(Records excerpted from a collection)
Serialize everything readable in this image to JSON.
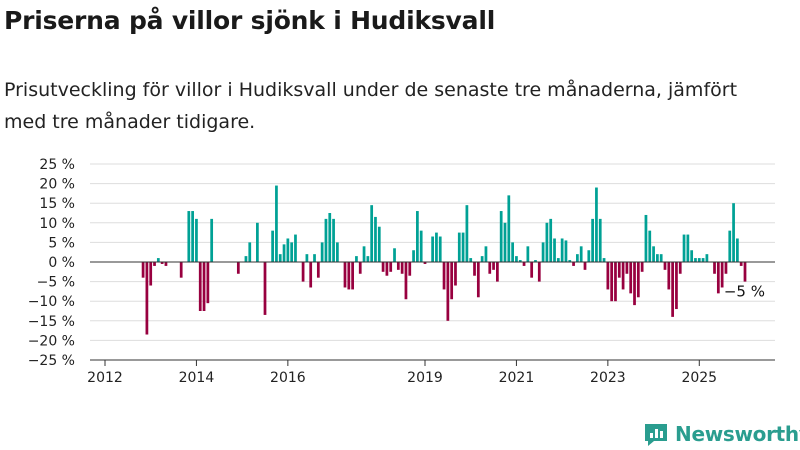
{
  "title": "Priserna på villor sjönk i Hudiksvall",
  "subtitle": "Prisutveckling för villor i Hudiksvall under de senaste tre månaderna, jämfört med tre månader tidigare.",
  "brand": {
    "name": "Newsworthy",
    "icon": "newsworthy-logo-icon",
    "color": "#2a9d8f"
  },
  "colors": {
    "positive": "#00a195",
    "negative": "#98003f",
    "grid": "#dddddd",
    "axis": "#333333"
  },
  "chart_data": {
    "type": "bar",
    "x_start_year": 2012,
    "x_ticks": [
      "2012",
      "2014",
      "2016",
      "2019",
      "2021",
      "2023",
      "2025"
    ],
    "ylim": [
      -25,
      25
    ],
    "yticks": [
      "25 %",
      "20 %",
      "15 %",
      "10 %",
      "5 %",
      "0 %",
      "−5 %",
      "−10 %",
      "−15 %",
      "−20 %",
      "−25 %"
    ],
    "annotation": "−5 %",
    "values": [
      0,
      0,
      0,
      0,
      0,
      0,
      0,
      0,
      0,
      0,
      -4,
      -18.5,
      -6,
      -1,
      1,
      -0.5,
      -1,
      0,
      0,
      0,
      -4,
      0,
      13,
      13,
      11,
      -12.5,
      -12.5,
      -10.5,
      11,
      0,
      0,
      0,
      0,
      0,
      0,
      -3,
      0,
      1.5,
      5,
      0,
      10,
      0,
      -13.5,
      0,
      8,
      19.5,
      2,
      4.5,
      6,
      5,
      7,
      0,
      -5,
      2,
      -6.5,
      2,
      -4,
      5,
      11,
      12.5,
      11,
      5,
      0,
      -6.5,
      -7,
      -7,
      1.5,
      -3,
      4,
      1.5,
      14.5,
      11.5,
      9,
      -2.5,
      -3.5,
      -2.5,
      3.5,
      -2,
      -3,
      -9.5,
      -3.5,
      3,
      13,
      8,
      -0.5,
      0,
      6.5,
      7.5,
      6.5,
      -7,
      -15,
      -9.5,
      -6,
      7.5,
      7.5,
      14.5,
      1,
      -3.5,
      -9,
      1.5,
      4,
      -3,
      -2,
      -5,
      13,
      10,
      17,
      5,
      1.5,
      0.5,
      -1,
      4,
      -4,
      0.5,
      -5,
      5,
      10,
      11,
      6,
      1,
      6,
      5.5,
      0.5,
      -1,
      2,
      4,
      -2,
      3,
      11,
      19,
      11,
      1,
      -7,
      -10,
      -10,
      -4,
      -7,
      -3,
      -8,
      -11,
      -9,
      -2.5,
      12,
      8,
      4,
      2,
      2,
      -2,
      -7,
      -14,
      -12,
      -3,
      7,
      7,
      3,
      1,
      1,
      1,
      2,
      0,
      -3,
      -8,
      -6.5,
      -3,
      8,
      15,
      6,
      -1,
      -5
    ]
  }
}
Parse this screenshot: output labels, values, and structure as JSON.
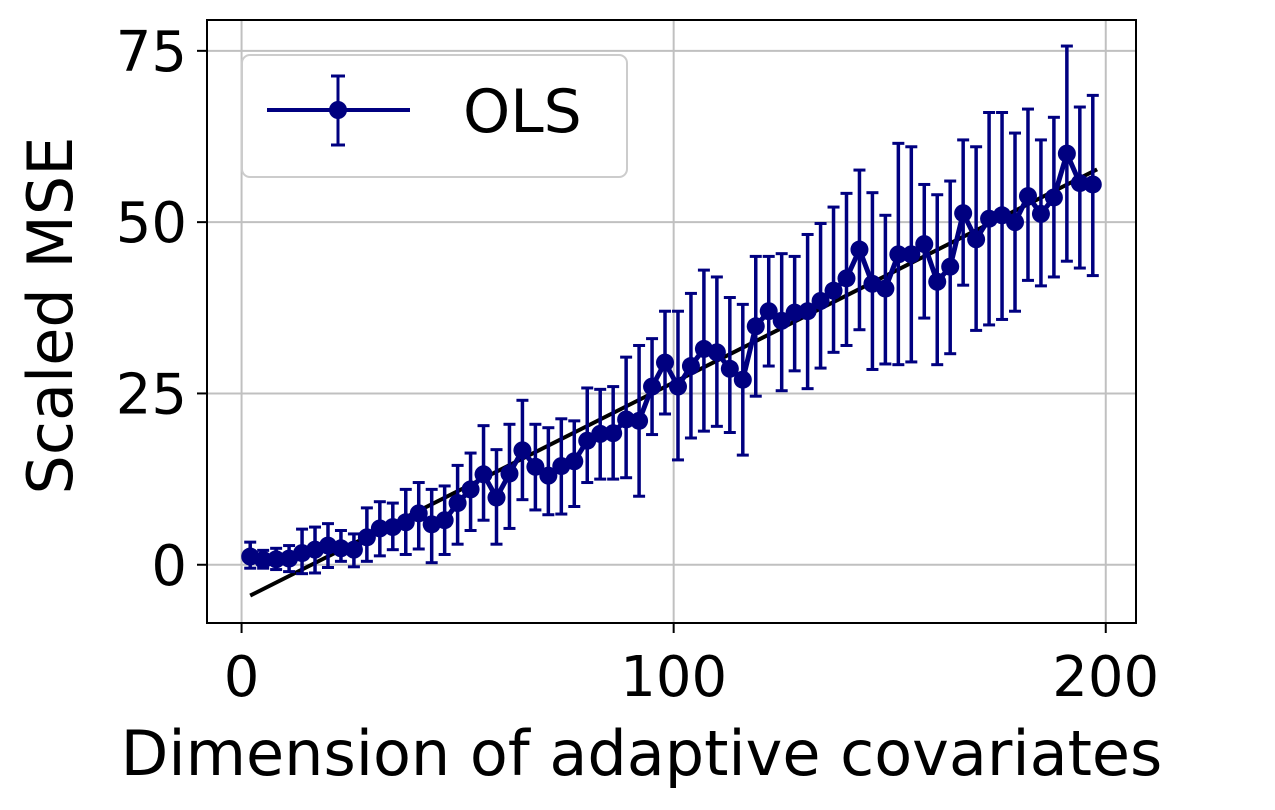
{
  "chart_data": {
    "type": "line",
    "title": "",
    "xlabel": "Dimension of adaptive covariates",
    "ylabel": "Scaled MSE",
    "xlim": [
      -8,
      207
    ],
    "ylim": [
      -8.5,
      79.5
    ],
    "xticks": [
      0,
      100,
      200
    ],
    "yticks": [
      0,
      25,
      50,
      75
    ],
    "grid": true,
    "legend_position": "top-left",
    "colors": {
      "series": "#000080",
      "fit_line": "#000000",
      "grid": "#c0c0c0"
    },
    "series": [
      {
        "name": "OLS",
        "marker": "circle",
        "error_bars": true,
        "x": [
          2,
          5,
          8,
          11,
          14,
          17,
          20,
          23,
          26,
          29,
          32,
          35,
          38,
          41,
          44,
          47,
          50,
          53,
          56,
          59,
          62,
          65,
          68,
          71,
          74,
          77,
          80,
          83,
          86,
          89,
          92,
          95,
          98,
          101,
          104,
          107,
          110,
          113,
          116,
          119,
          122,
          125,
          128,
          131,
          134,
          137,
          140,
          143,
          146,
          149,
          152,
          155,
          158,
          161,
          164,
          167,
          170,
          173,
          176,
          179,
          182,
          185,
          188,
          191,
          194,
          197
        ],
        "y": [
          1.2,
          0.7,
          0.8,
          0.9,
          1.7,
          2.2,
          2.8,
          2.4,
          2.2,
          4.0,
          5.3,
          5.5,
          6.2,
          7.5,
          5.9,
          6.5,
          9.0,
          11.0,
          13.2,
          9.8,
          13.3,
          16.7,
          14.3,
          13.0,
          14.4,
          15.1,
          18.1,
          19.1,
          19.2,
          21.2,
          21.0,
          26.0,
          29.5,
          26.0,
          29.0,
          31.5,
          31.0,
          28.6,
          27.0,
          34.8,
          37.0,
          35.6,
          36.8,
          37.0,
          38.5,
          40.0,
          41.8,
          46.0,
          41.0,
          40.3,
          45.3,
          45.3,
          46.8,
          41.3,
          43.5,
          51.3,
          47.5,
          50.5,
          51.0,
          50.0,
          53.8,
          51.2,
          53.6,
          60.0,
          55.7,
          55.5
        ],
        "err_low": [
          -0.5,
          -0.5,
          -0.7,
          -1.0,
          -1.3,
          -1.2,
          -0.4,
          0.5,
          -0.3,
          0.5,
          1.3,
          2.2,
          1.5,
          2.3,
          0.3,
          1.5,
          3.0,
          5.0,
          6.5,
          3.0,
          5.3,
          9.5,
          8.0,
          7.3,
          7.4,
          8.5,
          12.0,
          12.5,
          12.5,
          12.7,
          10.0,
          19.0,
          22.0,
          15.3,
          18.5,
          19.5,
          20.2,
          19.3,
          16.0,
          24.6,
          29.0,
          25.4,
          28.3,
          25.7,
          28.7,
          31.0,
          32.0,
          34.3,
          28.5,
          29.3,
          29.2,
          29.6,
          36.0,
          29.2,
          30.8,
          40.8,
          34.2,
          35.0,
          35.8,
          37.0,
          41.5,
          40.7,
          42.0,
          44.3,
          43.3,
          42.2
        ],
        "err_high": [
          3.3,
          2.1,
          2.4,
          2.8,
          5.2,
          5.5,
          6.0,
          5.0,
          4.5,
          8.3,
          9.2,
          9.0,
          11.0,
          12.0,
          11.0,
          11.5,
          14.5,
          16.3,
          20.3,
          16.8,
          20.5,
          24.0,
          20.5,
          20.0,
          21.3,
          21.0,
          25.8,
          25.6,
          26.0,
          30.3,
          32.0,
          33.0,
          37.0,
          37.0,
          39.6,
          43.0,
          42.0,
          39.0,
          38.0,
          45.0,
          45.0,
          45.4,
          45.0,
          48.2,
          49.8,
          52.2,
          54.2,
          57.6,
          54.3,
          51.0,
          61.5,
          61.0,
          55.5,
          54.0,
          56.0,
          62.0,
          61.0,
          66.0,
          66.0,
          63.0,
          66.5,
          62.0,
          65.3,
          75.7,
          66.8,
          68.5
        ]
      }
    ],
    "fit_line": {
      "x": [
        2,
        198
      ],
      "y": [
        -4.5,
        57.7
      ]
    }
  }
}
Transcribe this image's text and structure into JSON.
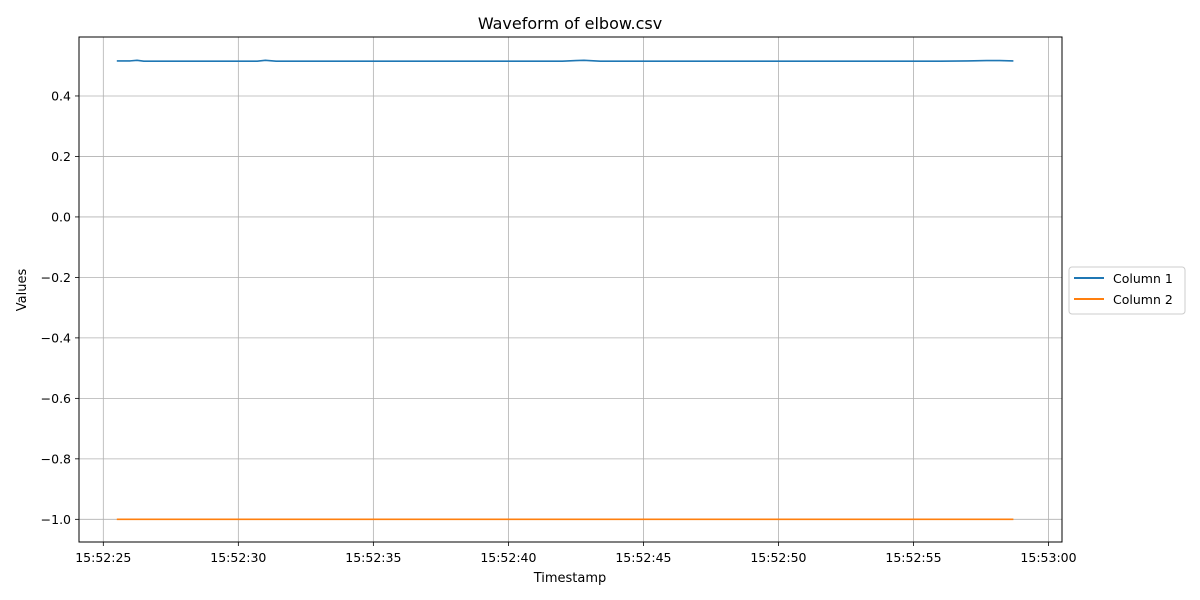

* [TASK]: Where a line contains the string "image", extract that line.

* [THE REPLY]:
Serialize everything readable in this image to JSON.
Transcribe this image's text and structure into JSON.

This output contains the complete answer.